# Exercise objective:
Search the listing for "title" and copy every line where it appears.

# Rows:
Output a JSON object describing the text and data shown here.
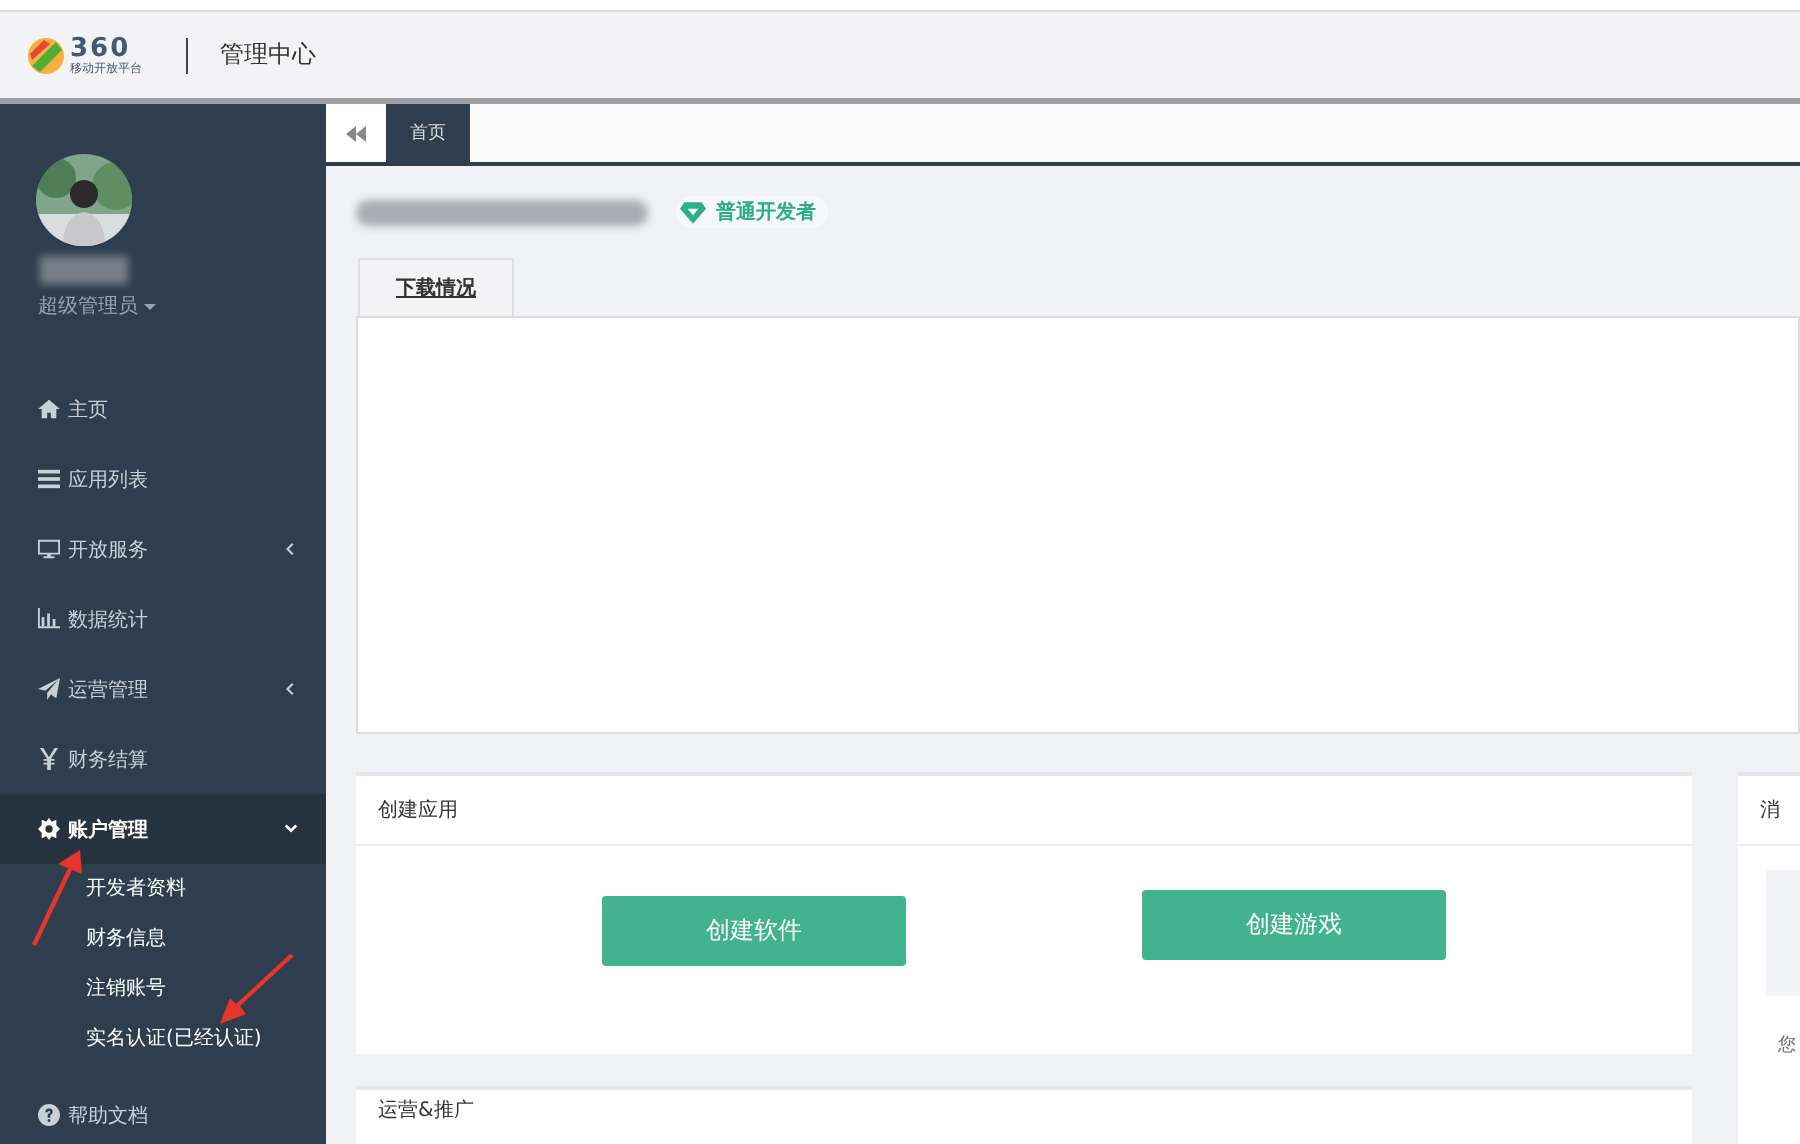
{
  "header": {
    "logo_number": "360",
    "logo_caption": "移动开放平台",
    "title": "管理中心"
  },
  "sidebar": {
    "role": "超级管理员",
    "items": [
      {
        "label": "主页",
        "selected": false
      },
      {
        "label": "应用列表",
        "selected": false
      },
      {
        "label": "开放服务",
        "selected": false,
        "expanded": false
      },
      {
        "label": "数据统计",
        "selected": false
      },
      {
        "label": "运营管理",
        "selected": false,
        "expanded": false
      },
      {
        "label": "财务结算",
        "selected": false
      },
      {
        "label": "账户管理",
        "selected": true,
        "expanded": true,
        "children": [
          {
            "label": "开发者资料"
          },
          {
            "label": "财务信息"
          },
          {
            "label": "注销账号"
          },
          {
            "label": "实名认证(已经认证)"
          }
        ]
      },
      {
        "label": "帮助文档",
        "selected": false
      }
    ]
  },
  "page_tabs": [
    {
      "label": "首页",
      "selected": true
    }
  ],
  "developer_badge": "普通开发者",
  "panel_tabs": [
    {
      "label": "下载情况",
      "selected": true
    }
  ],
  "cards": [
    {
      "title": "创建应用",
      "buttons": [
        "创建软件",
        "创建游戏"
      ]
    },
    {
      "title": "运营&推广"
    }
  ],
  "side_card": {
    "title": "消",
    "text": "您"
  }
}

==

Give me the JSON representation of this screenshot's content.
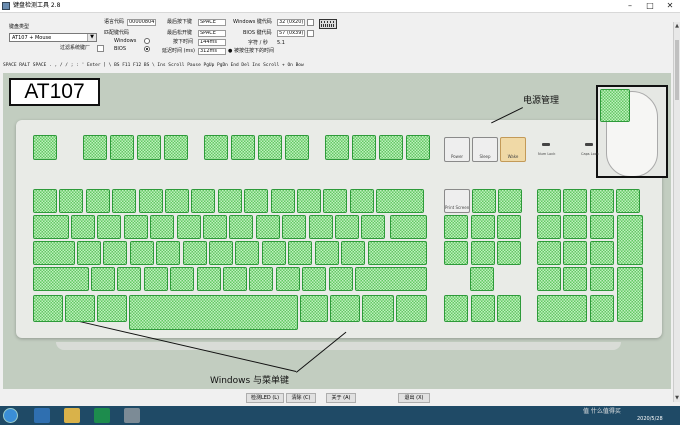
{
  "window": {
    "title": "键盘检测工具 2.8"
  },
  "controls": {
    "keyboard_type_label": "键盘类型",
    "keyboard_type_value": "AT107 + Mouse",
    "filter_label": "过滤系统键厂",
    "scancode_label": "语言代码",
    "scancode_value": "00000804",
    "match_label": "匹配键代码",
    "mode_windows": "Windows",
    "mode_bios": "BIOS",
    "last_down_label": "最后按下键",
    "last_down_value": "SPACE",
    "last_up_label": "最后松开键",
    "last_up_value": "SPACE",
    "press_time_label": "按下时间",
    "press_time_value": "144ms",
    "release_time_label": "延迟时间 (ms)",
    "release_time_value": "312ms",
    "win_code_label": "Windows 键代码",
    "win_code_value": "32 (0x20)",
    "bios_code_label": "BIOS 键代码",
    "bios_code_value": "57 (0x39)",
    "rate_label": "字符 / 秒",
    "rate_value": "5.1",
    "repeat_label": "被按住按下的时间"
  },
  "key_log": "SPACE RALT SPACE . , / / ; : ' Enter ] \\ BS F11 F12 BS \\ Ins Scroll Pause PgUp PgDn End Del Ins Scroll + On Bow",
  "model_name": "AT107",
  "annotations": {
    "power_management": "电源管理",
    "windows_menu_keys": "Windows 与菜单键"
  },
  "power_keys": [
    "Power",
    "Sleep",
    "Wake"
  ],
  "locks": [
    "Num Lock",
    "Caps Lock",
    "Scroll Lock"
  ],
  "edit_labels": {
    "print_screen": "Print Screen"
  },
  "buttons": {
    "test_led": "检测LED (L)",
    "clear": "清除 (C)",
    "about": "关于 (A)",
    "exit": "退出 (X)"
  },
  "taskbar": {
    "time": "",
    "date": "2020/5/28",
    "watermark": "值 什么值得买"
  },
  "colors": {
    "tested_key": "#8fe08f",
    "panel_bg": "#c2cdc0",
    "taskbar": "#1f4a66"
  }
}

# Solution to the problem:
    "title": "管理中心"
      "title": "创建应用",
      "title": "运营&推广"
    "title": "消",
    "title": "键盘检测工具 2.8"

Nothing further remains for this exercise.